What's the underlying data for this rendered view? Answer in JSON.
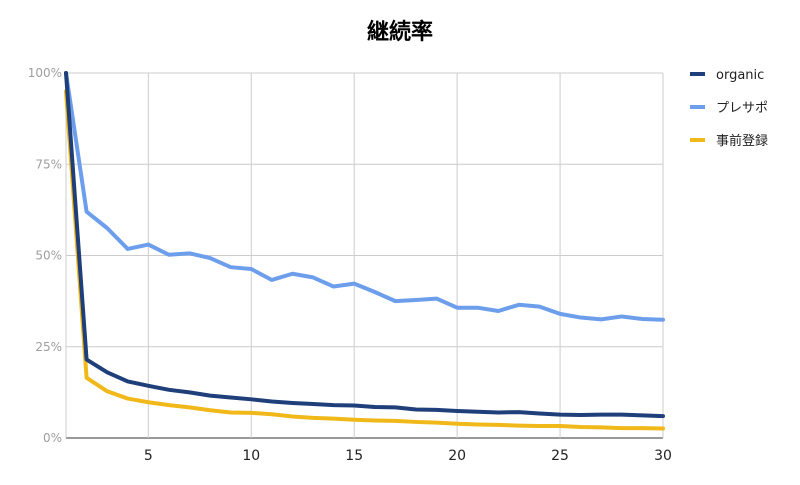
{
  "chart_data": {
    "type": "line",
    "title": "継続率",
    "xlabel": "",
    "ylabel": "",
    "xlim": [
      1,
      30
    ],
    "ylim": [
      0,
      100
    ],
    "x_ticks": [
      "5",
      "10",
      "15",
      "20",
      "25",
      "30"
    ],
    "y_ticks": [
      "0%",
      "25%",
      "50%",
      "75%",
      "100%"
    ],
    "grid": true,
    "legend_position": "right",
    "x": [
      1,
      2,
      3,
      4,
      5,
      6,
      7,
      8,
      9,
      10,
      11,
      12,
      13,
      14,
      15,
      16,
      17,
      18,
      19,
      20,
      21,
      22,
      23,
      24,
      25,
      26,
      27,
      28,
      29,
      30
    ],
    "series": [
      {
        "name": "organic",
        "color": "#1f3f7a",
        "values": [
          100,
          21.5,
          18,
          15.5,
          14.3,
          13.2,
          12.5,
          11.6,
          11.1,
          10.6,
          10,
          9.6,
          9.3,
          9,
          8.9,
          8.5,
          8.4,
          7.8,
          7.7,
          7.4,
          7.2,
          7,
          7.1,
          6.7,
          6.4,
          6.3,
          6.4,
          6.4,
          6.2,
          6
        ]
      },
      {
        "name": "プレサポ",
        "color": "#6d9eeb",
        "values": [
          100,
          62,
          57.5,
          51.8,
          53,
          50.2,
          50.6,
          49.3,
          46.8,
          46.3,
          43.3,
          45,
          44,
          41.5,
          42.3,
          40,
          37.5,
          37.8,
          38.2,
          35.7,
          35.7,
          34.8,
          36.5,
          36,
          34,
          33,
          32.5,
          33.3,
          32.6,
          32.4
        ]
      },
      {
        "name": "事前登録",
        "color": "#f1b81a",
        "values": [
          95,
          16.5,
          12.8,
          10.8,
          9.8,
          9,
          8.4,
          7.6,
          7,
          6.9,
          6.5,
          5.9,
          5.5,
          5.3,
          5,
          4.8,
          4.7,
          4.4,
          4.2,
          3.9,
          3.7,
          3.6,
          3.4,
          3.3,
          3.3,
          3,
          2.9,
          2.7,
          2.7,
          2.6
        ]
      }
    ]
  }
}
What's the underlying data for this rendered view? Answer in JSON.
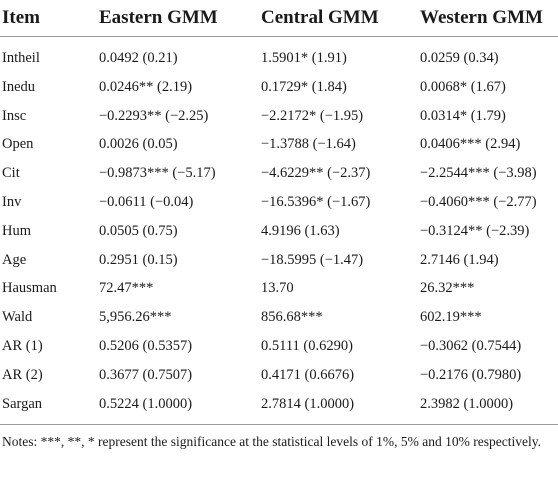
{
  "table": {
    "headers": [
      "Item",
      "Eastern GMM",
      "Central GMM",
      "Western GMM"
    ],
    "rows": [
      [
        "Intheil",
        "0.0492 (0.21)",
        "1.5901* (1.91)",
        "0.0259 (0.34)"
      ],
      [
        "Inedu",
        "0.0246** (2.19)",
        "0.1729* (1.84)",
        "0.0068* (1.67)"
      ],
      [
        "Insc",
        "−0.2293** (−2.25)",
        "−2.2172* (−1.95)",
        "0.0314* (1.79)"
      ],
      [
        "Open",
        "0.0026 (0.05)",
        "−1.3788 (−1.64)",
        "0.0406*** (2.94)"
      ],
      [
        "Cit",
        "−0.9873*** (−5.17)",
        "−4.6229** (−2.37)",
        "−2.2544*** (−3.98)"
      ],
      [
        "Inv",
        "−0.0611 (−0.04)",
        "−16.5396* (−1.67)",
        "−0.4060*** (−2.77)"
      ],
      [
        "Hum",
        "0.0505 (0.75)",
        "4.9196 (1.63)",
        "−0.3124** (−2.39)"
      ],
      [
        "Age",
        "0.2951 (0.15)",
        "−18.5995 (−1.47)",
        "2.7146 (1.94)"
      ],
      [
        "Hausman",
        "72.47***",
        "13.70",
        "26.32***"
      ],
      [
        "Wald",
        "5,956.26***",
        "856.68***",
        "602.19***"
      ],
      [
        "AR (1)",
        "0.5206 (0.5357)",
        "0.5111 (0.6290)",
        "−0.3062 (0.7544)"
      ],
      [
        "AR (2)",
        "0.3677 (0.7507)",
        "0.4171 (0.6676)",
        "−0.2176 (0.7980)"
      ],
      [
        "Sargan",
        "0.5224 (1.0000)",
        "2.7814 (1.0000)",
        "2.3982 (1.0000)"
      ]
    ]
  },
  "notes": "Notes: ***, **, * represent the significance at the statistical levels of 1%, 5% and 10% respectively."
}
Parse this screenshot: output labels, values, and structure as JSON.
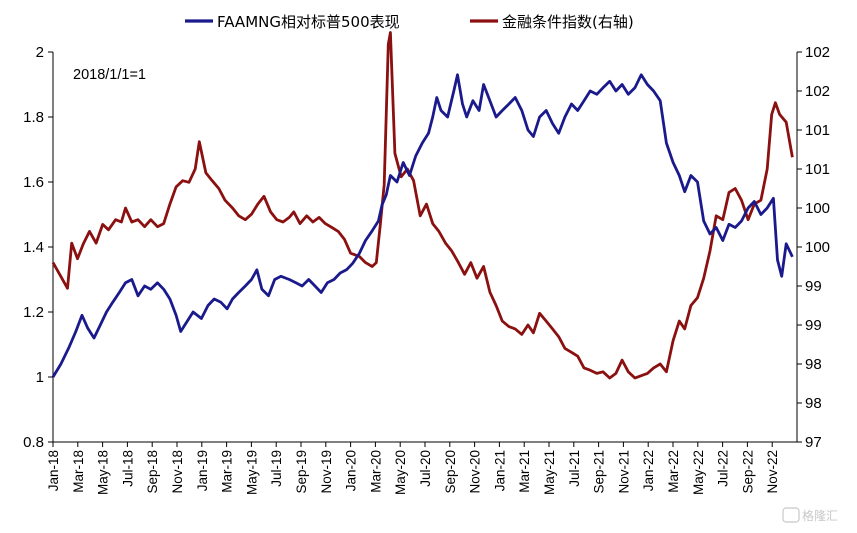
{
  "chart_data": {
    "type": "line",
    "annotation": "2018/1/1=1",
    "legend_position": "top-center",
    "grid": false,
    "watermark": "格隆汇",
    "left_axis": {
      "ylim": [
        0.8,
        2.0
      ],
      "ticks": [
        "0.8",
        "1",
        "1.2",
        "1.4",
        "1.6",
        "1.8",
        "2"
      ]
    },
    "right_axis": {
      "ylim": [
        97,
        102
      ],
      "ticks": [
        "97",
        "98",
        "98",
        "99",
        "99",
        "100",
        "100",
        "101",
        "101",
        "102",
        "102"
      ]
    },
    "x_ticks": [
      "Jan-18",
      "Mar-18",
      "May-18",
      "Jul-18",
      "Sep-18",
      "Nov-18",
      "Jan-19",
      "Mar-19",
      "May-19",
      "Jul-19",
      "Sep-19",
      "Nov-19",
      "Jan-20",
      "Mar-20",
      "May-20",
      "Jul-20",
      "Sep-20",
      "Nov-20",
      "Jan-21",
      "Mar-21",
      "May-21",
      "Jul-21",
      "Sep-21",
      "Nov-21",
      "Jan-22",
      "Mar-22",
      "May-22",
      "Jul-22",
      "Sep-22",
      "Nov-22"
    ],
    "series": [
      {
        "name": "FAAMNG相对标普500表现",
        "axis": "left",
        "color": "#1a1a8c",
        "points": [
          [
            "2018-01-01",
            1.0
          ],
          [
            "2018-01-20",
            1.04
          ],
          [
            "2018-02-08",
            1.09
          ],
          [
            "2018-02-25",
            1.14
          ],
          [
            "2018-03-12",
            1.19
          ],
          [
            "2018-03-26",
            1.15
          ],
          [
            "2018-04-10",
            1.12
          ],
          [
            "2018-04-25",
            1.16
          ],
          [
            "2018-05-10",
            1.2
          ],
          [
            "2018-05-25",
            1.23
          ],
          [
            "2018-06-10",
            1.26
          ],
          [
            "2018-06-25",
            1.29
          ],
          [
            "2018-07-10",
            1.3
          ],
          [
            "2018-07-25",
            1.25
          ],
          [
            "2018-08-10",
            1.28
          ],
          [
            "2018-08-25",
            1.27
          ],
          [
            "2018-09-10",
            1.29
          ],
          [
            "2018-09-25",
            1.27
          ],
          [
            "2018-10-10",
            1.24
          ],
          [
            "2018-10-25",
            1.19
          ],
          [
            "2018-11-05",
            1.14
          ],
          [
            "2018-11-20",
            1.17
          ],
          [
            "2018-12-05",
            1.2
          ],
          [
            "2018-12-25",
            1.18
          ],
          [
            "2019-01-10",
            1.22
          ],
          [
            "2019-01-25",
            1.24
          ],
          [
            "2019-02-10",
            1.23
          ],
          [
            "2019-02-25",
            1.21
          ],
          [
            "2019-03-10",
            1.24
          ],
          [
            "2019-03-25",
            1.26
          ],
          [
            "2019-04-10",
            1.28
          ],
          [
            "2019-04-25",
            1.3
          ],
          [
            "2019-05-08",
            1.33
          ],
          [
            "2019-05-20",
            1.27
          ],
          [
            "2019-06-05",
            1.25
          ],
          [
            "2019-06-20",
            1.3
          ],
          [
            "2019-07-05",
            1.31
          ],
          [
            "2019-07-25",
            1.3
          ],
          [
            "2019-08-10",
            1.29
          ],
          [
            "2019-08-25",
            1.28
          ],
          [
            "2019-09-10",
            1.3
          ],
          [
            "2019-09-25",
            1.28
          ],
          [
            "2019-10-10",
            1.26
          ],
          [
            "2019-10-25",
            1.29
          ],
          [
            "2019-11-10",
            1.3
          ],
          [
            "2019-11-25",
            1.32
          ],
          [
            "2019-12-10",
            1.33
          ],
          [
            "2019-12-25",
            1.35
          ],
          [
            "2020-01-10",
            1.38
          ],
          [
            "2020-01-25",
            1.42
          ],
          [
            "2020-02-10",
            1.45
          ],
          [
            "2020-02-25",
            1.48
          ],
          [
            "2020-03-05",
            1.53
          ],
          [
            "2020-03-15",
            1.56
          ],
          [
            "2020-03-25",
            1.62
          ],
          [
            "2020-04-10",
            1.6
          ],
          [
            "2020-04-25",
            1.66
          ],
          [
            "2020-05-10",
            1.62
          ],
          [
            "2020-05-25",
            1.68
          ],
          [
            "2020-06-10",
            1.72
          ],
          [
            "2020-06-25",
            1.75
          ],
          [
            "2020-07-05",
            1.8
          ],
          [
            "2020-07-15",
            1.86
          ],
          [
            "2020-07-25",
            1.82
          ],
          [
            "2020-08-10",
            1.8
          ],
          [
            "2020-08-25",
            1.88
          ],
          [
            "2020-09-03",
            1.93
          ],
          [
            "2020-09-15",
            1.84
          ],
          [
            "2020-09-25",
            1.8
          ],
          [
            "2020-10-10",
            1.85
          ],
          [
            "2020-10-25",
            1.82
          ],
          [
            "2020-11-05",
            1.9
          ],
          [
            "2020-11-20",
            1.85
          ],
          [
            "2020-12-05",
            1.8
          ],
          [
            "2020-12-20",
            1.82
          ],
          [
            "2021-01-05",
            1.84
          ],
          [
            "2021-01-20",
            1.86
          ],
          [
            "2021-02-05",
            1.82
          ],
          [
            "2021-02-20",
            1.76
          ],
          [
            "2021-03-05",
            1.74
          ],
          [
            "2021-03-20",
            1.8
          ],
          [
            "2021-04-05",
            1.82
          ],
          [
            "2021-04-20",
            1.78
          ],
          [
            "2021-05-05",
            1.75
          ],
          [
            "2021-05-20",
            1.8
          ],
          [
            "2021-06-05",
            1.84
          ],
          [
            "2021-06-20",
            1.82
          ],
          [
            "2021-07-05",
            1.85
          ],
          [
            "2021-07-20",
            1.88
          ],
          [
            "2021-08-05",
            1.87
          ],
          [
            "2021-08-20",
            1.89
          ],
          [
            "2021-09-05",
            1.91
          ],
          [
            "2021-09-20",
            1.88
          ],
          [
            "2021-10-05",
            1.9
          ],
          [
            "2021-10-20",
            1.87
          ],
          [
            "2021-11-05",
            1.89
          ],
          [
            "2021-11-20",
            1.93
          ],
          [
            "2021-12-05",
            1.9
          ],
          [
            "2021-12-20",
            1.88
          ],
          [
            "2022-01-05",
            1.85
          ],
          [
            "2022-01-20",
            1.72
          ],
          [
            "2022-02-05",
            1.66
          ],
          [
            "2022-02-20",
            1.62
          ],
          [
            "2022-03-05",
            1.57
          ],
          [
            "2022-03-20",
            1.62
          ],
          [
            "2022-04-05",
            1.6
          ],
          [
            "2022-04-20",
            1.48
          ],
          [
            "2022-05-05",
            1.44
          ],
          [
            "2022-05-20",
            1.46
          ],
          [
            "2022-06-05",
            1.42
          ],
          [
            "2022-06-20",
            1.47
          ],
          [
            "2022-07-05",
            1.46
          ],
          [
            "2022-07-20",
            1.48
          ],
          [
            "2022-08-05",
            1.52
          ],
          [
            "2022-08-20",
            1.54
          ],
          [
            "2022-09-05",
            1.5
          ],
          [
            "2022-09-20",
            1.52
          ],
          [
            "2022-10-05",
            1.55
          ],
          [
            "2022-10-15",
            1.36
          ],
          [
            "2022-10-25",
            1.31
          ],
          [
            "2022-11-05",
            1.41
          ],
          [
            "2022-11-20",
            1.37
          ]
        ]
      },
      {
        "name": "金融条件指数(右轴)",
        "axis": "right",
        "color": "#8b1010",
        "points": [
          [
            "2018-01-01",
            99.3
          ],
          [
            "2018-01-20",
            99.12
          ],
          [
            "2018-02-05",
            98.97
          ],
          [
            "2018-02-15",
            99.55
          ],
          [
            "2018-03-01",
            99.35
          ],
          [
            "2018-03-15",
            99.54
          ],
          [
            "2018-03-30",
            99.7
          ],
          [
            "2018-04-15",
            99.55
          ],
          [
            "2018-05-01",
            99.79
          ],
          [
            "2018-05-15",
            99.72
          ],
          [
            "2018-06-01",
            99.85
          ],
          [
            "2018-06-15",
            99.82
          ],
          [
            "2018-06-25",
            100.0
          ],
          [
            "2018-07-10",
            99.82
          ],
          [
            "2018-07-25",
            99.85
          ],
          [
            "2018-08-10",
            99.76
          ],
          [
            "2018-08-25",
            99.85
          ],
          [
            "2018-09-10",
            99.76
          ],
          [
            "2018-09-25",
            99.8
          ],
          [
            "2018-10-10",
            100.05
          ],
          [
            "2018-10-25",
            100.27
          ],
          [
            "2018-11-10",
            100.35
          ],
          [
            "2018-11-25",
            100.33
          ],
          [
            "2018-12-10",
            100.5
          ],
          [
            "2018-12-20",
            100.85
          ],
          [
            "2019-01-05",
            100.45
          ],
          [
            "2019-01-20",
            100.35
          ],
          [
            "2019-02-05",
            100.25
          ],
          [
            "2019-02-20",
            100.1
          ],
          [
            "2019-03-10",
            100.0
          ],
          [
            "2019-03-25",
            99.9
          ],
          [
            "2019-04-10",
            99.85
          ],
          [
            "2019-04-25",
            99.92
          ],
          [
            "2019-05-10",
            100.05
          ],
          [
            "2019-05-25",
            100.15
          ],
          [
            "2019-06-10",
            99.95
          ],
          [
            "2019-06-25",
            99.85
          ],
          [
            "2019-07-10",
            99.82
          ],
          [
            "2019-07-25",
            99.88
          ],
          [
            "2019-08-05",
            99.95
          ],
          [
            "2019-08-20",
            99.8
          ],
          [
            "2019-09-05",
            99.9
          ],
          [
            "2019-09-20",
            99.82
          ],
          [
            "2019-10-05",
            99.88
          ],
          [
            "2019-10-20",
            99.8
          ],
          [
            "2019-11-05",
            99.75
          ],
          [
            "2019-11-20",
            99.7
          ],
          [
            "2019-12-05",
            99.6
          ],
          [
            "2019-12-20",
            99.42
          ],
          [
            "2020-01-10",
            99.38
          ],
          [
            "2020-01-25",
            99.3
          ],
          [
            "2020-02-10",
            99.25
          ],
          [
            "2020-02-20",
            99.3
          ],
          [
            "2020-03-01",
            99.8
          ],
          [
            "2020-03-10",
            100.3
          ],
          [
            "2020-03-20",
            102.1
          ],
          [
            "2020-03-25",
            102.25
          ],
          [
            "2020-04-05",
            100.7
          ],
          [
            "2020-04-20",
            100.4
          ],
          [
            "2020-05-05",
            100.5
          ],
          [
            "2020-05-20",
            100.35
          ],
          [
            "2020-06-05",
            99.9
          ],
          [
            "2020-06-20",
            100.05
          ],
          [
            "2020-07-05",
            99.8
          ],
          [
            "2020-07-20",
            99.7
          ],
          [
            "2020-08-05",
            99.55
          ],
          [
            "2020-08-20",
            99.45
          ],
          [
            "2020-09-05",
            99.3
          ],
          [
            "2020-09-20",
            99.15
          ],
          [
            "2020-10-05",
            99.3
          ],
          [
            "2020-10-20",
            99.1
          ],
          [
            "2020-11-05",
            99.25
          ],
          [
            "2020-11-20",
            98.92
          ],
          [
            "2020-12-05",
            98.75
          ],
          [
            "2020-12-20",
            98.55
          ],
          [
            "2021-01-05",
            98.48
          ],
          [
            "2021-01-20",
            98.45
          ],
          [
            "2021-02-05",
            98.38
          ],
          [
            "2021-02-20",
            98.5
          ],
          [
            "2021-03-05",
            98.4
          ],
          [
            "2021-03-20",
            98.65
          ],
          [
            "2021-04-05",
            98.55
          ],
          [
            "2021-04-20",
            98.45
          ],
          [
            "2021-05-05",
            98.35
          ],
          [
            "2021-05-20",
            98.2
          ],
          [
            "2021-06-05",
            98.15
          ],
          [
            "2021-06-20",
            98.1
          ],
          [
            "2021-07-05",
            97.95
          ],
          [
            "2021-07-20",
            97.92
          ],
          [
            "2021-08-05",
            97.88
          ],
          [
            "2021-08-20",
            97.9
          ],
          [
            "2021-09-05",
            97.82
          ],
          [
            "2021-09-20",
            97.88
          ],
          [
            "2021-10-05",
            98.05
          ],
          [
            "2021-10-20",
            97.9
          ],
          [
            "2021-11-05",
            97.82
          ],
          [
            "2021-11-20",
            97.85
          ],
          [
            "2021-12-05",
            97.88
          ],
          [
            "2021-12-20",
            97.95
          ],
          [
            "2022-01-05",
            98.0
          ],
          [
            "2022-01-20",
            97.9
          ],
          [
            "2022-02-05",
            98.3
          ],
          [
            "2022-02-20",
            98.55
          ],
          [
            "2022-03-05",
            98.45
          ],
          [
            "2022-03-20",
            98.75
          ],
          [
            "2022-04-05",
            98.85
          ],
          [
            "2022-04-20",
            99.1
          ],
          [
            "2022-05-05",
            99.45
          ],
          [
            "2022-05-20",
            99.9
          ],
          [
            "2022-06-05",
            99.85
          ],
          [
            "2022-06-20",
            100.2
          ],
          [
            "2022-07-05",
            100.25
          ],
          [
            "2022-07-20",
            100.1
          ],
          [
            "2022-08-05",
            99.85
          ],
          [
            "2022-08-20",
            100.05
          ],
          [
            "2022-09-05",
            100.1
          ],
          [
            "2022-09-20",
            100.5
          ],
          [
            "2022-10-01",
            101.2
          ],
          [
            "2022-10-10",
            101.35
          ],
          [
            "2022-10-20",
            101.2
          ],
          [
            "2022-11-05",
            101.1
          ],
          [
            "2022-11-20",
            100.65
          ]
        ]
      }
    ]
  }
}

+-------+

Set problem
Looking at the records above, report how many lines contain the word "name". Answer with the number only.

Exercise result
5